»»
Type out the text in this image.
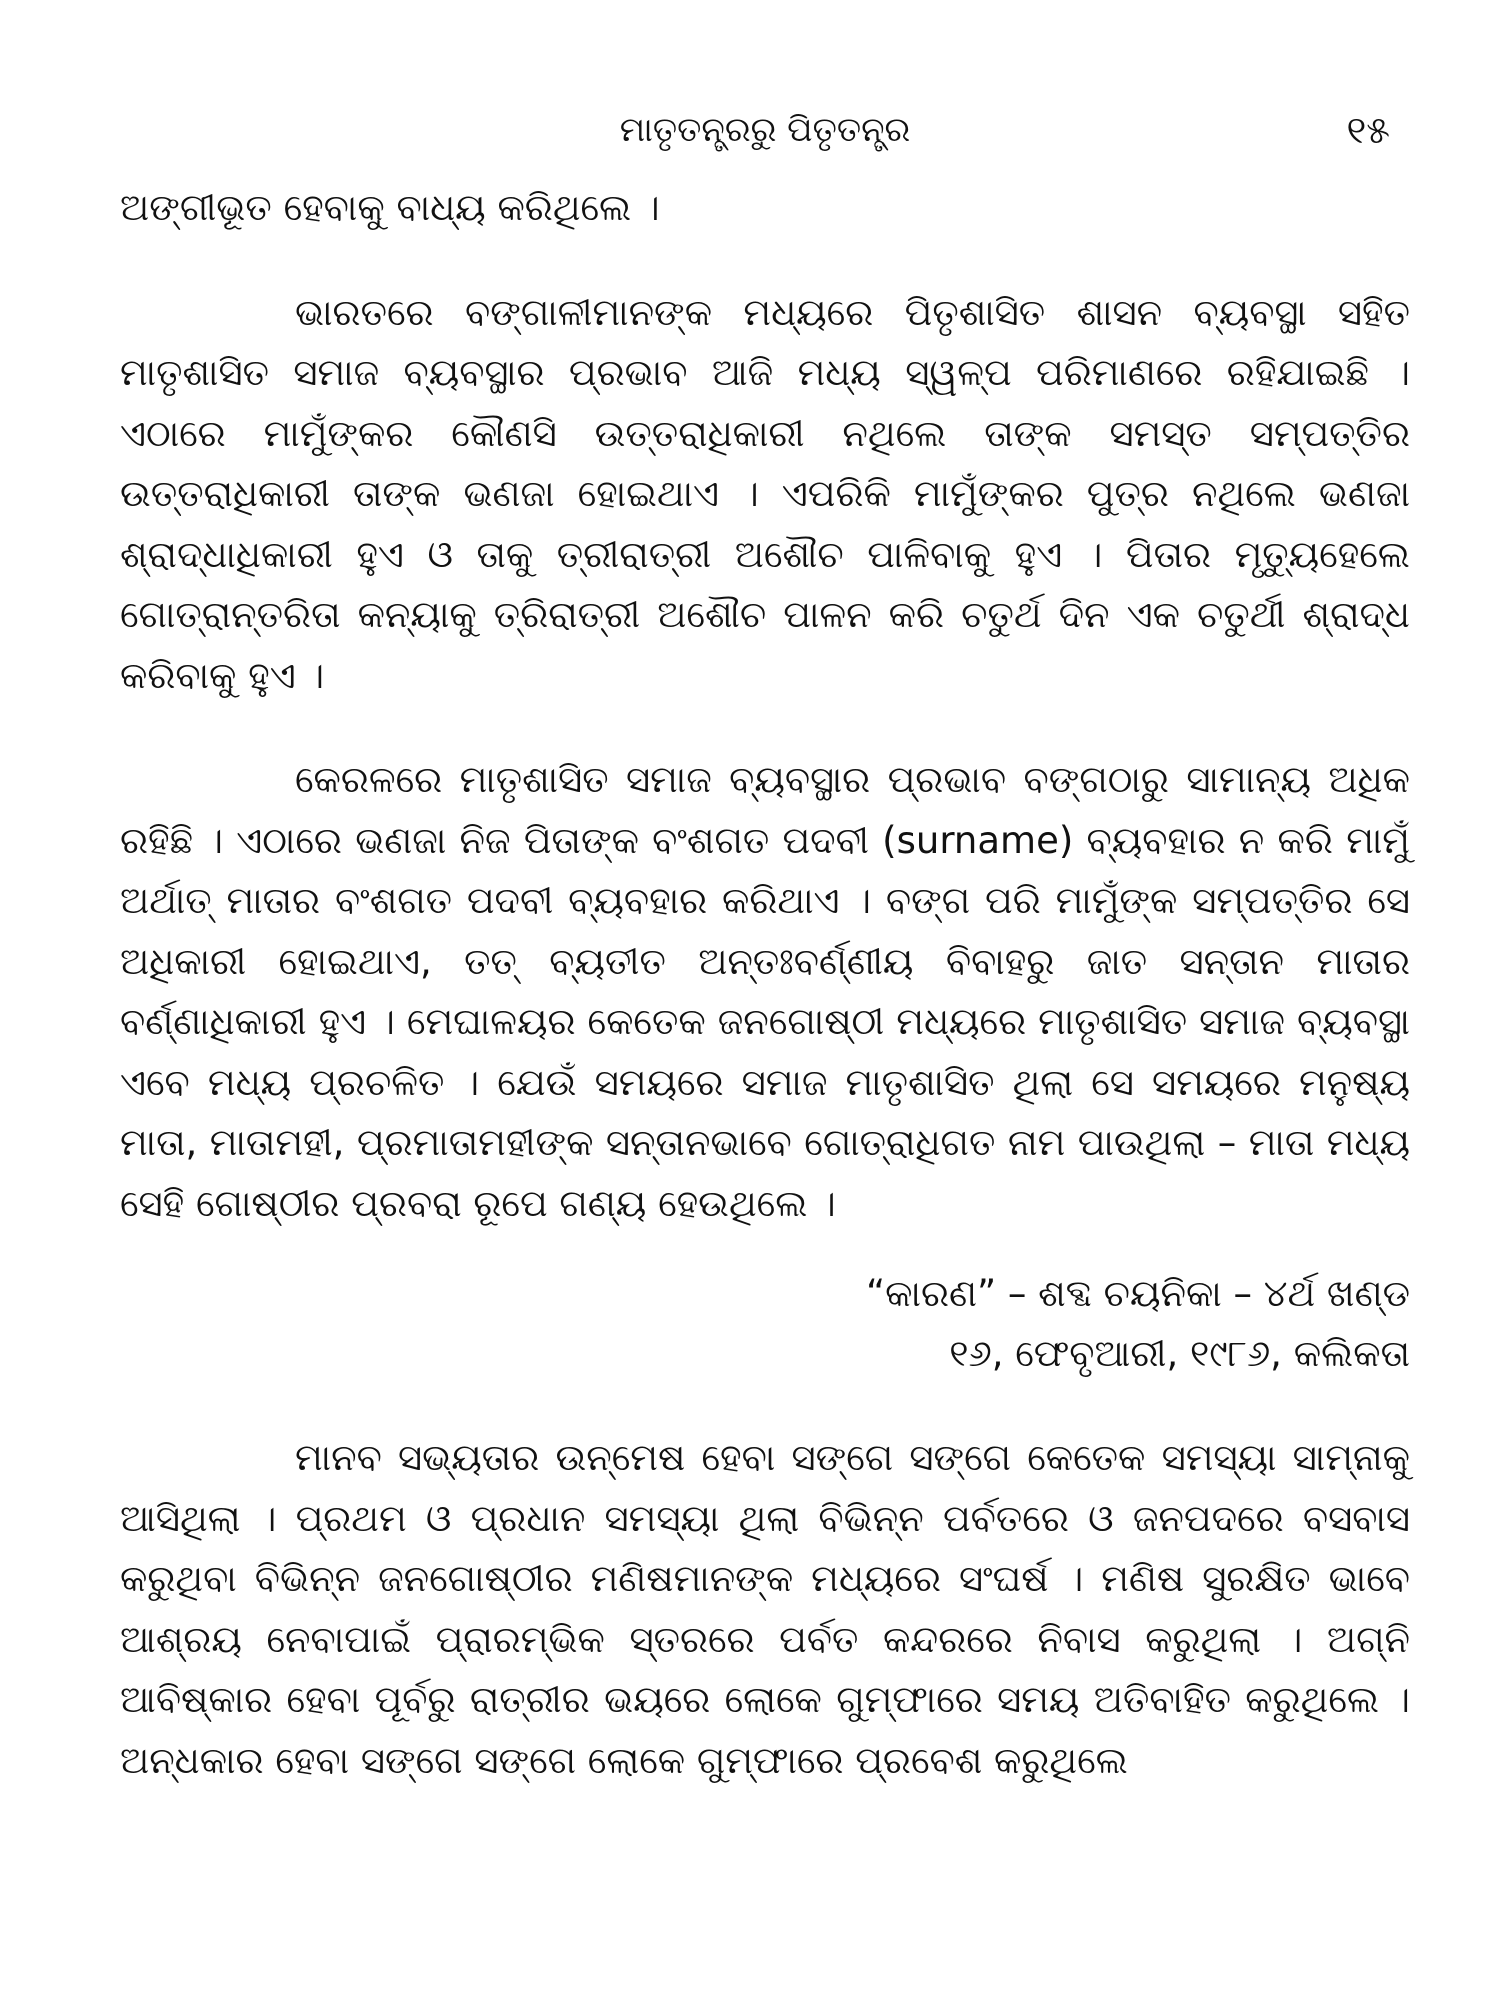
ମାତୃତନ୍ତ୍ରରୁ ପିତୃତନ୍ତ୍ର	୧୫

ଅଙ୍ଗୀଭୂତ ହେବାକୁ ବାଧ୍ୟ କରିଥିଲେ ।

ଭାରତରେ ବଙ୍ଗାଳୀମାନଙ୍କ ମଧ୍ୟରେ ପିତୃଶାସିତ ଶାସନ ବ୍ୟବସ୍ଥା ସହିତ ମାତୃଶାସିତ ସମାଜ ବ୍ୟବସ୍ଥାର ପ୍ରଭାବ ଆଜି ମଧ୍ୟ ସ୍ୱଳ୍ପ ପରିମାଣରେ ରହିଯାଇଛି । ଏଠାରେ ମାମୁଁଙ୍କର କୌଣସି ଉତ୍ତରାଧିକାରୀ ନଥିଲେ ତାଙ୍କ ସମସ୍ତ ସମ୍ପତ୍ତିର ଉତ୍ତରାଧିକାରୀ ତାଙ୍କ ଭଣଜା ହୋଇଥାଏ । ଏପରିକି ମାମୁଁଙ୍କର ପୁତ୍ର ନଥିଲେ ଭଣଜା ଶ୍ରାଦ୍ଧାଧିକାରୀ ହୁଏ ଓ ତାକୁ ତ୍ରୀରାତ୍ରୀ ଅଶୌଚ ପାଳିବାକୁ ହୁଏ । ପିତାର ମୃତ୍ୟୁହେଲେ ଗୋତ୍ରାନ୍ତରିତା କନ୍ୟାକୁ ତ୍ରିରାତ୍ରୀ ଅଶୌଚ ପାଳନ କରି ଚତୁର୍ଥ ଦିନ ଏକ ଚତୁର୍ଥୀ ଶ୍ରାଦ୍ଧ କରିବାକୁ ହୁଏ ।

କେରଳରେ ମାତୃଶାସିତ ସମାଜ ବ୍ୟବସ୍ଥାର ପ୍ରଭାବ ବଙ୍ଗଠାରୁ ସାମାନ୍ୟ ଅଧିକ ରହିଛି । ଏଠାରେ ଭଣଜା ନିଜ ପିତାଙ୍କ ବଂଶଗତ ପଦବୀ (surname) ବ୍ୟବହାର ନ କରି ମାମୁଁ ଅର୍ଥାତ୍ ମାତାର ବଂଶଗତ ପଦବୀ ବ୍ୟବହାର କରିଥାଏ । ବଙ୍ଗ ପରି ମାମୁଁଙ୍କ ସମ୍ପତ୍ତିର ସେ ଅଧିକାରୀ ହୋଇଥାଏ, ତତ୍ ବ୍ୟତୀତ ଅନ୍ତଃବର୍ଣ୍ଣୀୟ ବିବାହରୁ ଜାତ ସନ୍ତାନ ମାତାର ବର୍ଣ୍ଣାଧିକାରୀ ହୁଏ । ମେଘାଳୟର କେତେକ ଜନଗୋଷ୍ଠୀ ମଧ୍ୟରେ ମାତୃଶାସିତ ସମାଜ ବ୍ୟବସ୍ଥା ଏବେ ମଧ୍ୟ ପ୍ରଚଳିତ । ଯେଉଁ ସମୟରେ ସମାଜ ମାତୃଶାସିତ ଥିଲା ସେ ସମୟରେ ମନୁଷ୍ୟ ମାତା, ମାତାମହୀ, ପ୍ରମାତାମହୀଙ୍କ ସନ୍ତାନଭାବେ ଗୋତ୍ରାଧିଗତ ନାମ ପାଉଥିଲା – ମାତା ମଧ୍ୟ ସେହି ଗୋଷ୍ଠୀର ପ୍ରବରା ରୂପେ ଗଣ୍ୟ ହେଉଥିଲେ ।

“କାରଣ” – ଶବ୍ଦ ଚୟନିକା – ୪ର୍ଥ ଖଣ୍ଡ
୧୬, ଫେବୃଆରୀ, ୧୯୮୬, କଲିକତା

ମାନବ ସଭ୍ୟତାର ଉନ୍ମେଷ ହେବା ସଙ୍ଗେ ସଙ୍ଗେ କେତେକ ସମସ୍ୟା ସାମ୍ନାକୁ ଆସିଥିଲା । ପ୍ରଥମ ଓ ପ୍ରଧାନ ସମସ୍ୟା ଥିଲା ବିଭିନ୍ନ ପର୍ବତରେ ଓ ଜନପଦରେ ବସବାସ କରୁଥିବା ବିଭିନ୍ନ ଜନଗୋଷ୍ଠୀର ମଣିଷମାନଙ୍କ ମଧ୍ୟରେ ସଂଘର୍ଷ । ମଣିଷ ସୁରକ୍ଷିତ ଭାବେ ଆଶ୍ରୟ ନେବାପାଇଁ ପ୍ରାରମ୍ଭିକ ସ୍ତରରେ ପର୍ବତ କନ୍ଦରରେ ନିବାସ କରୁଥିଲା । ଅଗ୍ନି ଆବିଷ୍କାର ହେବା ପୂର୍ବରୁ ରାତ୍ରୀର ଭୟରେ ଲୋକେ ଗୁମ୍ଫାରେ ସମୟ ଅତିବାହିତ କରୁଥିଲେ । ଅନ୍ଧକାର ହେବା ସଙ୍ଗେ ସଙ୍ଗେ ଲୋକେ ଗୁମ୍ଫାରେ ପ୍ରବେଶ କରୁଥିଲେ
««
What is asked: Write the records out again in full, exactly, and skip every picture.

Expected answer:
Type out the text in this image.
ମାତୃତନ୍ତ୍ରରୁ ପିତୃତନ୍ତ୍ର	୧୫

ଅଙ୍ଗୀଭୂତ ହେବାକୁ ବାଧ୍ୟ କରିଥିଲେ ।

ଭାରତରେ ବଙ୍ଗାଳୀମାନଙ୍କ ମଧ୍ୟରେ ପିତୃଶାସିତ ଶାସନ ବ୍ୟବସ୍ଥା ସହିତ ମାତୃଶାସିତ ସମାଜ ବ୍ୟବସ୍ଥାର ପ୍ରଭାବ ଆଜି ମଧ୍ୟ ସ୍ୱଳ୍ପ ପରିମାଣରେ ରହିଯାଇଛି । ଏଠାରେ ମାମୁଁଙ୍କର କୌଣସି ଉତ୍ତରାଧିକାରୀ ନଥିଲେ ତାଙ୍କ ସମସ୍ତ ସମ୍ପତ୍ତିର ଉତ୍ତରାଧିକାରୀ ତାଙ୍କ ଭଣଜା ହୋଇଥାଏ । ଏପରିକି ମାମୁଁଙ୍କର ପୁତ୍ର ନଥିଲେ ଭଣଜା ଶ୍ରାଦ୍ଧାଧିକାରୀ ହୁଏ ଓ ତାକୁ ତ୍ରୀରାତ୍ରୀ ଅଶୌଚ ପାଳିବାକୁ ହୁଏ । ପିତାର ମୃତ୍ୟୁହେଲେ ଗୋତ୍ରାନ୍ତରିତା କନ୍ୟାକୁ ତ୍ରିରାତ୍ରୀ ଅଶୌଚ ପାଳନ କରି ଚତୁର୍ଥ ଦିନ ଏକ ଚତୁର୍ଥୀ ଶ୍ରାଦ୍ଧ କରିବାକୁ ହୁଏ ।

କେରଳରେ ମାତୃଶାସିତ ସମାଜ ବ୍ୟବସ୍ଥାର ପ୍ରଭାବ ବଙ୍ଗଠାରୁ ସାମାନ୍ୟ ଅଧିକ ରହିଛି । ଏଠାରେ ଭଣଜା ନିଜ ପିତାଙ୍କ ବଂଶଗତ ପଦବୀ (surname) ବ୍ୟବହାର ନ କରି ମାମୁଁ ଅର୍ଥାତ୍ ମାତାର ବଂଶଗତ ପଦବୀ ବ୍ୟବହାର କରିଥାଏ । ବଙ୍ଗ ପରି ମାମୁଁଙ୍କ ସମ୍ପତ୍ତିର ସେ ଅଧିକାରୀ ହୋଇଥାଏ, ତତ୍ ବ୍ୟତୀତ ଅନ୍ତଃବର୍ଣ୍ଣୀୟ ବିବାହରୁ ଜାତ ସନ୍ତାନ ମାତାର ବର୍ଣ୍ଣାଧିକାରୀ ହୁଏ । ମେଘାଳୟର କେତେକ ଜନଗୋଷ୍ଠୀ ମଧ୍ୟରେ ମାତୃଶାସିତ ସମାଜ ବ୍ୟବସ୍ଥା ଏବେ ମଧ୍ୟ ପ୍ରଚଳିତ । ଯେଉଁ ସମୟରେ ସମାଜ ମାତୃଶାସିତ ଥିଲା ସେ ସମୟରେ ମନୁଷ୍ୟ ମାତା, ମାତାମହୀ, ପ୍ରମାତାମହୀଙ୍କ ସନ୍ତାନଭାବେ ଗୋତ୍ରାଧିଗତ ନାମ ପାଉଥିଲା – ମାତା ମଧ୍ୟ ସେହି ଗୋଷ୍ଠୀର ପ୍ରବରା ରୂପେ ଗଣ୍ୟ ହେଉଥିଲେ ।

“କାରଣ” – ଶବ୍ଦ ଚୟନିକା – ୪ର୍ଥ ଖଣ୍ଡ
୧୬, ଫେବୃଆରୀ, ୧୯୮୬, କଲିକତା

ମାନବ ସଭ୍ୟତାର ଉନ୍ମେଷ ହେବା ସଙ୍ଗେ ସଙ୍ଗେ କେତେକ ସମସ୍ୟା ସାମ୍ନାକୁ ଆସିଥିଲା । ପ୍ରଥମ ଓ ପ୍ରଧାନ ସମସ୍ୟା ଥିଲା ବିଭିନ୍ନ ପର୍ବତରେ ଓ ଜନପଦରେ ବସବାସ କରୁଥିବା ବିଭିନ୍ନ ଜନଗୋଷ୍ଠୀର ମଣିଷମାନଙ୍କ ମଧ୍ୟରେ ସଂଘର୍ଷ । ମଣିଷ ସୁରକ୍ଷିତ ଭାବେ ଆଶ୍ରୟ ନେବାପାଇଁ ପ୍ରାରମ୍ଭିକ ସ୍ତରରେ ପର୍ବତ କନ୍ଦରରେ ନିବାସ କରୁଥିଲା । ଅଗ୍ନି ଆବିଷ୍କାର ହେବା ପୂର୍ବରୁ ରାତ୍ରୀର ଭୟରେ ଲୋକେ ଗୁମ୍ଫାରେ ସମୟ ଅତିବାହିତ କରୁଥିଲେ । ଅନ୍ଧକାର ହେବା ସଙ୍ଗେ ସଙ୍ଗେ ଲୋକେ ଗୁମ୍ଫାରେ ପ୍ରବେଶ କରୁଥିଲେ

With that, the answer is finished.